EXERCISE TASK
Below is a block of records; repeat each one exactly.

§

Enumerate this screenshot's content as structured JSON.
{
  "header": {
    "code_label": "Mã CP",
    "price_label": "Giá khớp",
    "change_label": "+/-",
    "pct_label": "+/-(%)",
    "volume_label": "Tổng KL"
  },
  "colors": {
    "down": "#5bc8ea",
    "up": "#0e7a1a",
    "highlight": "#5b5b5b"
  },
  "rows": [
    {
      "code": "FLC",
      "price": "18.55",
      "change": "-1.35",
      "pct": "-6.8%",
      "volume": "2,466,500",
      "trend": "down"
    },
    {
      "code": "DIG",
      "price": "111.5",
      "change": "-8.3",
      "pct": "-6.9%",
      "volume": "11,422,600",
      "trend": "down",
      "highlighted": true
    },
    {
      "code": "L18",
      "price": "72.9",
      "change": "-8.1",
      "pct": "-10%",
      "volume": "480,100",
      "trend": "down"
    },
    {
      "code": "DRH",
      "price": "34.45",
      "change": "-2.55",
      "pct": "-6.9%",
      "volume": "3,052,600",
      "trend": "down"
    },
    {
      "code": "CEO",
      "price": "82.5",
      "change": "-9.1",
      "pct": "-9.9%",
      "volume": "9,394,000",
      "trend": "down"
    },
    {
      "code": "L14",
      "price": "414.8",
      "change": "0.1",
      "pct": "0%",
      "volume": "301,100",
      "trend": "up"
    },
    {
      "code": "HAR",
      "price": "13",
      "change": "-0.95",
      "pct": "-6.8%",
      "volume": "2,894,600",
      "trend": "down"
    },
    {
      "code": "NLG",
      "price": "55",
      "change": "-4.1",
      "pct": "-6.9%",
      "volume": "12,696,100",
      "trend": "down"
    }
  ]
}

§

FULL SOLUTION
Enumerate this screenshot's content as structured JSON.
{
  "header": {
    "code_label": "Mã CP",
    "price_label": "Giá khớp",
    "change_label": "+/-",
    "pct_label": "+/-(%)",
    "volume_label": "Tổng KL"
  },
  "colors": {
    "down": "#5bc8ea",
    "up": "#0e7a1a",
    "highlight": "#5b5b5b"
  },
  "rows": [
    {
      "code": "FLC",
      "price": "18.55",
      "change": "-1.35",
      "pct": "-6.8%",
      "volume": "2,466,500",
      "trend": "down"
    },
    {
      "code": "DIG",
      "price": "111.5",
      "change": "-8.3",
      "pct": "-6.9%",
      "volume": "11,422,600",
      "trend": "down",
      "highlighted": true
    },
    {
      "code": "L18",
      "price": "72.9",
      "change": "-8.1",
      "pct": "-10%",
      "volume": "480,100",
      "trend": "down"
    },
    {
      "code": "DRH",
      "price": "34.45",
      "change": "-2.55",
      "pct": "-6.9%",
      "volume": "3,052,600",
      "trend": "down"
    },
    {
      "code": "CEO",
      "price": "82.5",
      "change": "-9.1",
      "pct": "-9.9%",
      "volume": "9,394,000",
      "trend": "down"
    },
    {
      "code": "L14",
      "price": "414.8",
      "change": "0.1",
      "pct": "0%",
      "volume": "301,100",
      "trend": "up"
    },
    {
      "code": "HAR",
      "price": "13",
      "change": "-0.95",
      "pct": "-6.8%",
      "volume": "2,894,600",
      "trend": "down"
    },
    {
      "code": "NLG",
      "price": "55",
      "change": "-4.1",
      "pct": "-6.9%",
      "volume": "12,696,100",
      "trend": "down"
    }
  ]
}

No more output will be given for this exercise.